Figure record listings
---------------

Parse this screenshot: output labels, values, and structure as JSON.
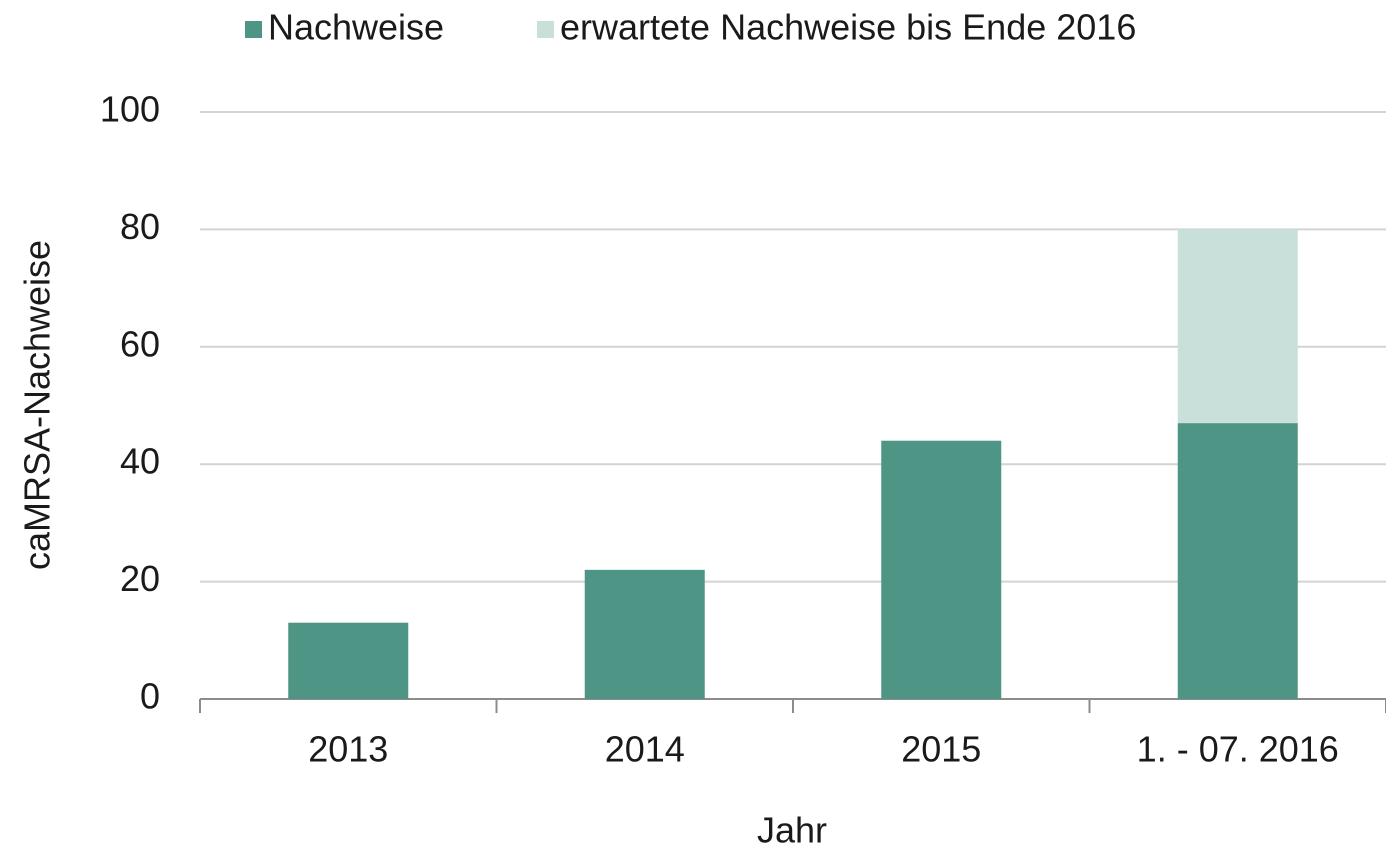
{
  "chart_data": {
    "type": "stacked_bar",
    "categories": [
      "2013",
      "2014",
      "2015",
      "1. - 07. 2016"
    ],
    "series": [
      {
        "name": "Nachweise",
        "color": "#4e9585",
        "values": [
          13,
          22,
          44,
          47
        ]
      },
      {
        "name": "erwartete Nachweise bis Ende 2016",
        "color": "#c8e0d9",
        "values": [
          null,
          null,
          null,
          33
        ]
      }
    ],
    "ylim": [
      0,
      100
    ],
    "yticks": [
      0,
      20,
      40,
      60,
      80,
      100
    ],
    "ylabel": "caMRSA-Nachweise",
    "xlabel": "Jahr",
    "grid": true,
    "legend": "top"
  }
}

---------------

> Your objective: Give back the whole listing as it stands, minus its pictures.

> Solution:
Parse this screenshot: output labels, values, and structure as JSON.
{
  "chart_data": {
    "type": "stacked_bar",
    "categories": [
      "2013",
      "2014",
      "2015",
      "1. - 07. 2016"
    ],
    "series": [
      {
        "name": "Nachweise",
        "color": "#4e9585",
        "values": [
          13,
          22,
          44,
          47
        ]
      },
      {
        "name": "erwartete Nachweise bis Ende 2016",
        "color": "#c8e0d9",
        "values": [
          null,
          null,
          null,
          33
        ]
      }
    ],
    "ylim": [
      0,
      100
    ],
    "yticks": [
      0,
      20,
      40,
      60,
      80,
      100
    ],
    "ylabel": "caMRSA-Nachweise",
    "xlabel": "Jahr",
    "grid": true,
    "legend": "top"
  }
}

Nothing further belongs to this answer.